[Figure record extracts]

________________________________________

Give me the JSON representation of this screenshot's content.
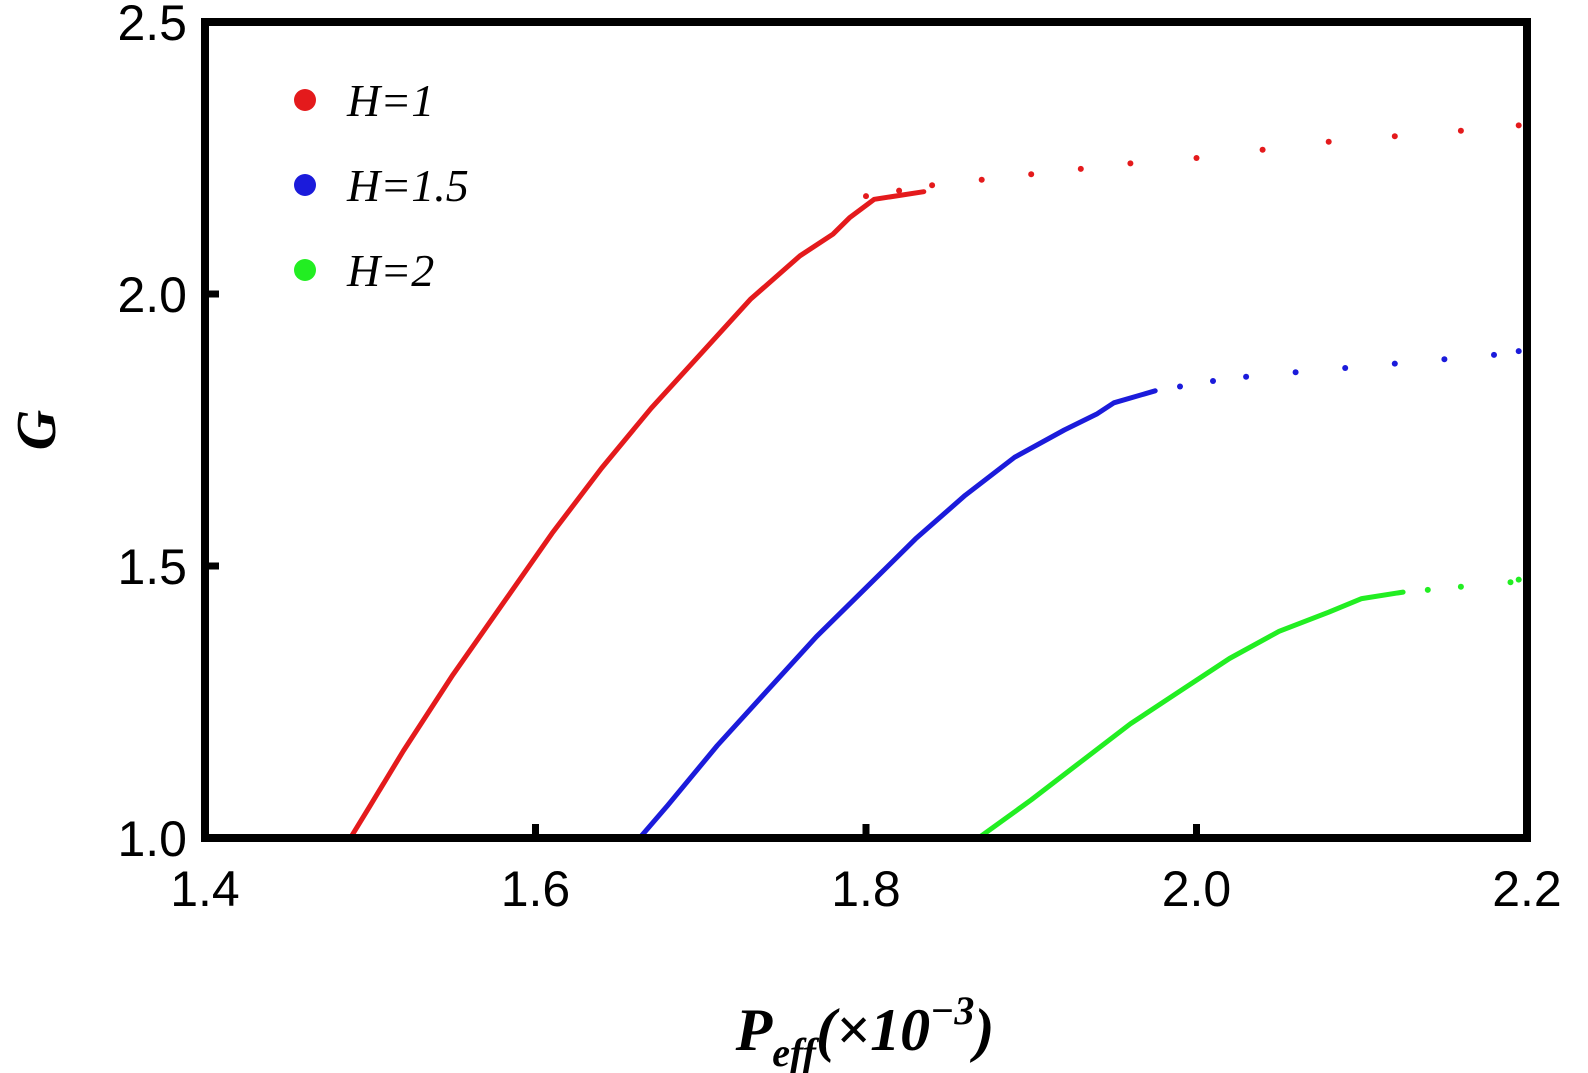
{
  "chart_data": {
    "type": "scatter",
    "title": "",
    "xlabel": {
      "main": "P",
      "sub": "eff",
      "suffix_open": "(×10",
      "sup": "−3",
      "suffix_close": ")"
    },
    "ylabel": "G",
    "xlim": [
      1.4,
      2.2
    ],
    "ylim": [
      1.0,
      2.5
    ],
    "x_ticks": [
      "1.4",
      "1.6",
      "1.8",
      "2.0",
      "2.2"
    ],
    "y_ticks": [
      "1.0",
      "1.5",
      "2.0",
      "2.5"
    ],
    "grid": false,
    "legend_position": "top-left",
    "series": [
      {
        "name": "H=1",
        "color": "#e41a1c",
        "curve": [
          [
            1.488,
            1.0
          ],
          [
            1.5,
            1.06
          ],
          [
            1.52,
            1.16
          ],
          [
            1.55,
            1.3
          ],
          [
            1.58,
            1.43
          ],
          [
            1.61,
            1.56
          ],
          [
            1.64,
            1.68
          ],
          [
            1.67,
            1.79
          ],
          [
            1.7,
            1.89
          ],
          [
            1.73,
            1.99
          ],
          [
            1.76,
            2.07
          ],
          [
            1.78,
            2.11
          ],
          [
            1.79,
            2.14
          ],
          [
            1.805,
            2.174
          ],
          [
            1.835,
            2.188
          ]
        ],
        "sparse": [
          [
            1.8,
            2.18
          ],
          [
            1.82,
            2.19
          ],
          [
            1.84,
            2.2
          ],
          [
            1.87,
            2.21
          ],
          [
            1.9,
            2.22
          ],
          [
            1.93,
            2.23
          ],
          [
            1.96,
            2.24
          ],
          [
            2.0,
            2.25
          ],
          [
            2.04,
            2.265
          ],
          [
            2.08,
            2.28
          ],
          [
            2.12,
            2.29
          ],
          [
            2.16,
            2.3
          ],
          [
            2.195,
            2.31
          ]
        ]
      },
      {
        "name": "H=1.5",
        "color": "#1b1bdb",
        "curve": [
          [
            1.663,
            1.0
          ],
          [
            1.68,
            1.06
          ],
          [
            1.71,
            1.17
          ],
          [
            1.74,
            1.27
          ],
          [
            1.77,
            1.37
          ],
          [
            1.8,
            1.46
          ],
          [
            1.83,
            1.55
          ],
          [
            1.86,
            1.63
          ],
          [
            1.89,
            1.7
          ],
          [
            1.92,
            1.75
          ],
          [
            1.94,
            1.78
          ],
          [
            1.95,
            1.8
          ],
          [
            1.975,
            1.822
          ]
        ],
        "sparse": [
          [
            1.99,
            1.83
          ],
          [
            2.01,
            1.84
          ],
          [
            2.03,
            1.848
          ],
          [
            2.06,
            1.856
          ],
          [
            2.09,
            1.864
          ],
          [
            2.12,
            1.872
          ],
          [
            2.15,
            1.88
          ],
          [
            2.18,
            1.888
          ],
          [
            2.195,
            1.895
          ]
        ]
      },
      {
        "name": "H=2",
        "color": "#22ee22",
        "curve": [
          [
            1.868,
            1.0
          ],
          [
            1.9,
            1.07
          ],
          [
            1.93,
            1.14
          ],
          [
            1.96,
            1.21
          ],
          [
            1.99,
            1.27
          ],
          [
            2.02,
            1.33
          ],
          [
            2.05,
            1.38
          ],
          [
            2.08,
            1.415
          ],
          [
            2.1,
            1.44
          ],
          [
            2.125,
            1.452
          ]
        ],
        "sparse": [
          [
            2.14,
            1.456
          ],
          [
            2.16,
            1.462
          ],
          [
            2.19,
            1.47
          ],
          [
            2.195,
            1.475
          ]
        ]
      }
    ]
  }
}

________________________________________

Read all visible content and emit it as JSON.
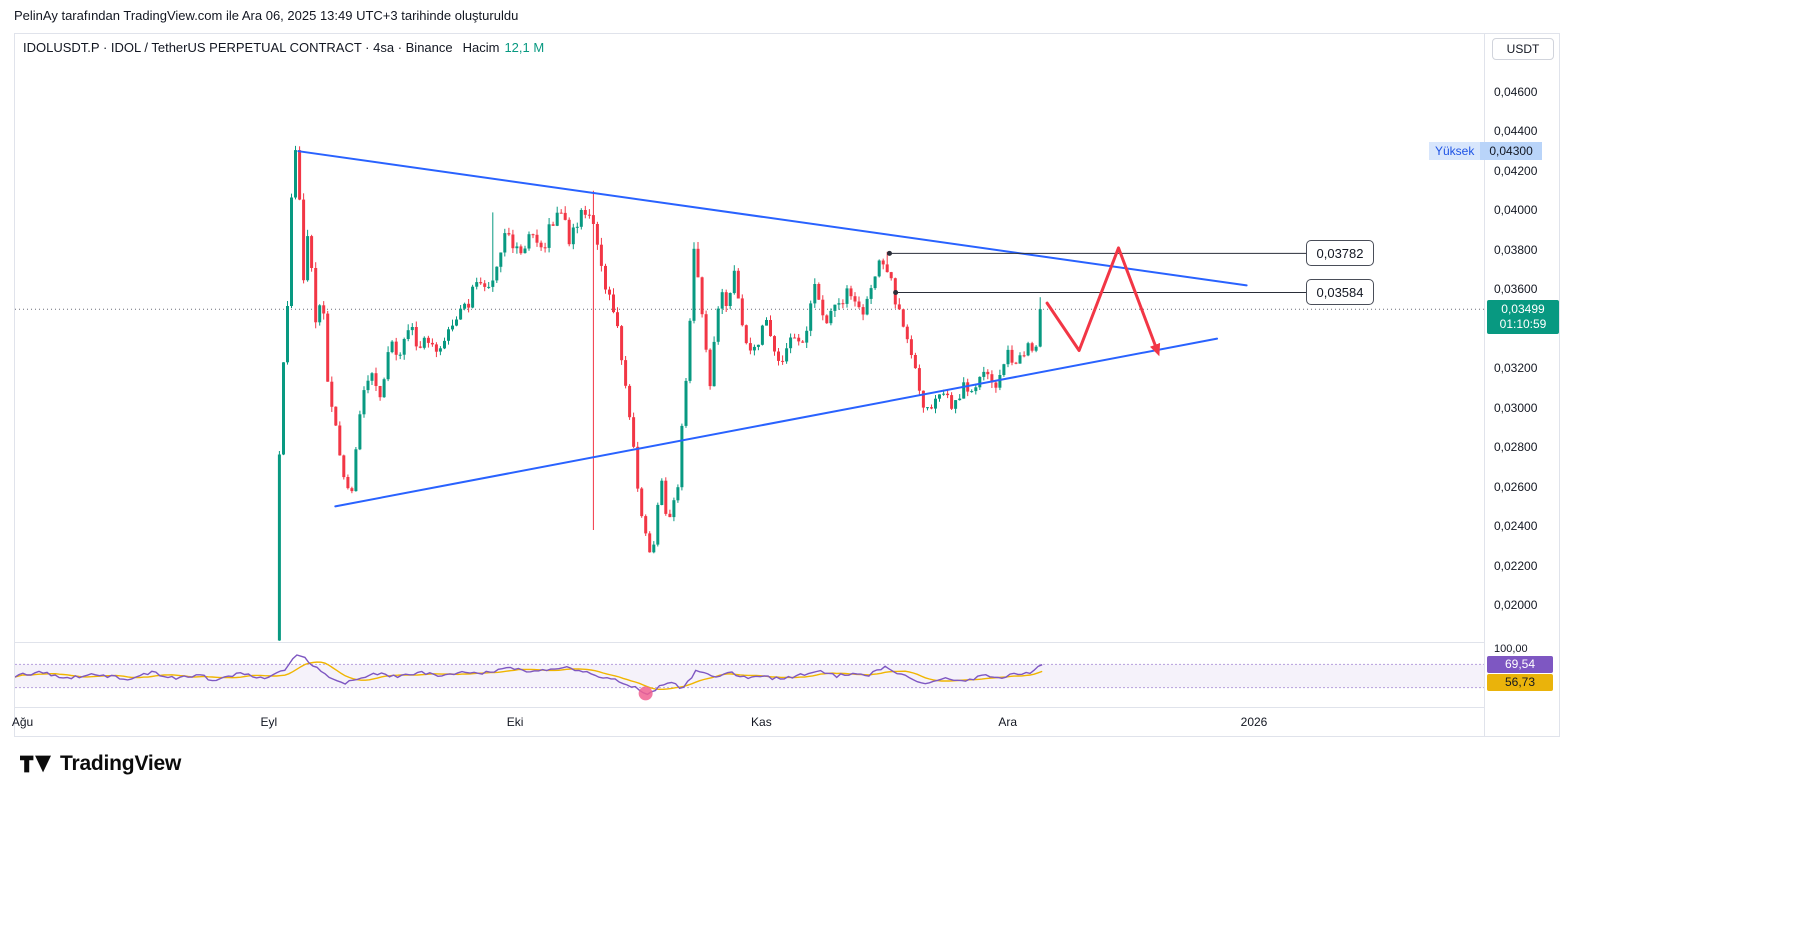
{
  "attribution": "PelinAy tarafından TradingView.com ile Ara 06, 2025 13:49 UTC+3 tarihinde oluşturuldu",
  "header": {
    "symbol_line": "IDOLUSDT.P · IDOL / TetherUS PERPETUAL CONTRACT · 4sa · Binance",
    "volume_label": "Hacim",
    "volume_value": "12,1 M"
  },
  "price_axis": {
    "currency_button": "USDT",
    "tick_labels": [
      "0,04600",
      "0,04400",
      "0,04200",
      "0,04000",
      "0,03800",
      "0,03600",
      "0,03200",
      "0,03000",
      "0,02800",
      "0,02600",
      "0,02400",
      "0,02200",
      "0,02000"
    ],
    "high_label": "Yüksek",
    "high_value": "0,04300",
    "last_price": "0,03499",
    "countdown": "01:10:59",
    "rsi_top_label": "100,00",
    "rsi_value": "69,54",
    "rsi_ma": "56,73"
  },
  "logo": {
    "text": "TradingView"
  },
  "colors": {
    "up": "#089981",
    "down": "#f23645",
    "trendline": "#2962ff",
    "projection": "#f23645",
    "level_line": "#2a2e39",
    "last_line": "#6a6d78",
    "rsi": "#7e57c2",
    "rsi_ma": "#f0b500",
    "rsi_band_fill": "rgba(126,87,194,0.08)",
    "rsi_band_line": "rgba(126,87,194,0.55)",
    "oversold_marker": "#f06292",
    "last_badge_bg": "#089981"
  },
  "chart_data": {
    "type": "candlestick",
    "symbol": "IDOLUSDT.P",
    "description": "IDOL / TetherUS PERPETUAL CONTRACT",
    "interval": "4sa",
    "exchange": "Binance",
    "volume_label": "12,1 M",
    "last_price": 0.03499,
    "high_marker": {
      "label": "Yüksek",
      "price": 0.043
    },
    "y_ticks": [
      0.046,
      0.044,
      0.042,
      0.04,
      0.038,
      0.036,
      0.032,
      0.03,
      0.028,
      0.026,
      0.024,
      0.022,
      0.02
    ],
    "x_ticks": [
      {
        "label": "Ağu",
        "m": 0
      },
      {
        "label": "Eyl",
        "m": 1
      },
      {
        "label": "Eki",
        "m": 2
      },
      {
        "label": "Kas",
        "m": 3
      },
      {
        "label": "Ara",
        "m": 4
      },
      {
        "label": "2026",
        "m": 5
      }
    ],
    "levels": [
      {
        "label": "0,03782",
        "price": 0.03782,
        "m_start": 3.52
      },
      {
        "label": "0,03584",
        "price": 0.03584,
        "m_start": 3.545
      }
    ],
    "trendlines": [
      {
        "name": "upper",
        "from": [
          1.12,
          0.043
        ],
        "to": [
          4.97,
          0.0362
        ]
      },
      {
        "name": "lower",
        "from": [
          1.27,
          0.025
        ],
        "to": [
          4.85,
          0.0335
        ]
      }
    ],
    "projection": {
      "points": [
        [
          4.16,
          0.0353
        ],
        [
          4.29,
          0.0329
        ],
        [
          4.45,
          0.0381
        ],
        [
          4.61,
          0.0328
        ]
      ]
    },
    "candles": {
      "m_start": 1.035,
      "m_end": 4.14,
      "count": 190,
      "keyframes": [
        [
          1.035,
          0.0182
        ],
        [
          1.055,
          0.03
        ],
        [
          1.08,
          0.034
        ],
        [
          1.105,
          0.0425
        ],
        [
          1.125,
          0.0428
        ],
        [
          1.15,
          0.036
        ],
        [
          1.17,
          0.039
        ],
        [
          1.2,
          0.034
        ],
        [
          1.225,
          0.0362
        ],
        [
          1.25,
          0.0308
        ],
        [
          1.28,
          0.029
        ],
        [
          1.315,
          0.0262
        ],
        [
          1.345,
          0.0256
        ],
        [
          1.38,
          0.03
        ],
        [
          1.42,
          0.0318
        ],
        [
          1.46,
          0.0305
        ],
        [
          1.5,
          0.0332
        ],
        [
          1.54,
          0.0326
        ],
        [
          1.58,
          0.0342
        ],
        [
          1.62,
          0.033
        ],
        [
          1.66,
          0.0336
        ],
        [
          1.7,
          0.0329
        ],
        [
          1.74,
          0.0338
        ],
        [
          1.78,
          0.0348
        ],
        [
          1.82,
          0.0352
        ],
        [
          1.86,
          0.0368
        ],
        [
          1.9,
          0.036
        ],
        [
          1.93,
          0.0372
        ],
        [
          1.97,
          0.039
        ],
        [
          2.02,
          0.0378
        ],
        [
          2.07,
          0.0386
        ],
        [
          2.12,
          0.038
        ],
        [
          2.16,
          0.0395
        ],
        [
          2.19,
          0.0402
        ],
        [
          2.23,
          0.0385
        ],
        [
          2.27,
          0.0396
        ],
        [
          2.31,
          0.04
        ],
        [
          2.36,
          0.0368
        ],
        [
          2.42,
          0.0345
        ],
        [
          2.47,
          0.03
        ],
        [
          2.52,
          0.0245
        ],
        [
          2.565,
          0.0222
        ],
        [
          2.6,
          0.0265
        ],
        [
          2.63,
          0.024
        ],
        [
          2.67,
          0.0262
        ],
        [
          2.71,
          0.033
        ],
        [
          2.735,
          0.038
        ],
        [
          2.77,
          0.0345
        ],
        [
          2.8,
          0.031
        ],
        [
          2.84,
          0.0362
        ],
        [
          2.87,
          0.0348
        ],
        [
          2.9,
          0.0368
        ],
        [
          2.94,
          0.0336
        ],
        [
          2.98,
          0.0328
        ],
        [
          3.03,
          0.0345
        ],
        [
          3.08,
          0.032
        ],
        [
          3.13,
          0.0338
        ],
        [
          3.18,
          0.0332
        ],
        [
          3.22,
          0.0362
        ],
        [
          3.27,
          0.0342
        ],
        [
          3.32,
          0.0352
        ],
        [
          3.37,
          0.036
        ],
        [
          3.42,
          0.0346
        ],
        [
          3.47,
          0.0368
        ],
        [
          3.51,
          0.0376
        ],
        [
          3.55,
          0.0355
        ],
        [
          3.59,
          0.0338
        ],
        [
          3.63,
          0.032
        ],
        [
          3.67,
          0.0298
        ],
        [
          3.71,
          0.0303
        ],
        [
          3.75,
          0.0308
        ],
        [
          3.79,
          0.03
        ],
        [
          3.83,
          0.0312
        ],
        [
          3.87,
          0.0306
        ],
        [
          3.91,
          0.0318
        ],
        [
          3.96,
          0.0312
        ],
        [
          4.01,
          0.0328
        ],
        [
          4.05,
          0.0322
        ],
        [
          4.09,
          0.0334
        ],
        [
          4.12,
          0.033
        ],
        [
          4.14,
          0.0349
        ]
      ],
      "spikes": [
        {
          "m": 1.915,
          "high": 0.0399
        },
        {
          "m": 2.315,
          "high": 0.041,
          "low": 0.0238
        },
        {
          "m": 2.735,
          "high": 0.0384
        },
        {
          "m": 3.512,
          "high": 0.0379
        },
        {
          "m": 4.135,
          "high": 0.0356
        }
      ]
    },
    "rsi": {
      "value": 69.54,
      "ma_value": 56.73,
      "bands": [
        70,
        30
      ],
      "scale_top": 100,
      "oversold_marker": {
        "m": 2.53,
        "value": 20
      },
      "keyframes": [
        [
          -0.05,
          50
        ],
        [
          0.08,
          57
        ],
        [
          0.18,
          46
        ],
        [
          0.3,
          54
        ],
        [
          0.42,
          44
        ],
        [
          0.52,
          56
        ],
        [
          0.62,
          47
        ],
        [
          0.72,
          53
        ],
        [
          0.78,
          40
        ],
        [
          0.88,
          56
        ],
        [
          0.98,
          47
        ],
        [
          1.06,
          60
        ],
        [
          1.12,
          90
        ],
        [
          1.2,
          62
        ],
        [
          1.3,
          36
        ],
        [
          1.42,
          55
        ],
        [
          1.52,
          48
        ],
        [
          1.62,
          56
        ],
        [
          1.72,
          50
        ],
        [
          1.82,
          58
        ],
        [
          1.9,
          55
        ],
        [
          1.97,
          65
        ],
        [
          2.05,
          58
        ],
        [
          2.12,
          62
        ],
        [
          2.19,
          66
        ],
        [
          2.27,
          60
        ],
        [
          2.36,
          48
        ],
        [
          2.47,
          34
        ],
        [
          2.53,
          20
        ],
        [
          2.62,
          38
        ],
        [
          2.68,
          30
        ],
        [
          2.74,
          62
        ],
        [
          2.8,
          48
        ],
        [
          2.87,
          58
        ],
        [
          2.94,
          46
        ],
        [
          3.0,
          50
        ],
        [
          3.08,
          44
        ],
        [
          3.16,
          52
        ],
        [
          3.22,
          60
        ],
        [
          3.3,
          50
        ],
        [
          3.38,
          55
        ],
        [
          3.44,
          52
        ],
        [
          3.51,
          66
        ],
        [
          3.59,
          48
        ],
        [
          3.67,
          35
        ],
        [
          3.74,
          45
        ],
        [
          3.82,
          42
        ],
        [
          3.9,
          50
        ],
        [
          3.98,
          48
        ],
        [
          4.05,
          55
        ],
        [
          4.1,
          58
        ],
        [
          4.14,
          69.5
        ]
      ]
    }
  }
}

________________________________________

▶ **To be done**: Find how many lines of the entries contain "TetherUS". Respond with the number only.

▶ **Result of this task**: 2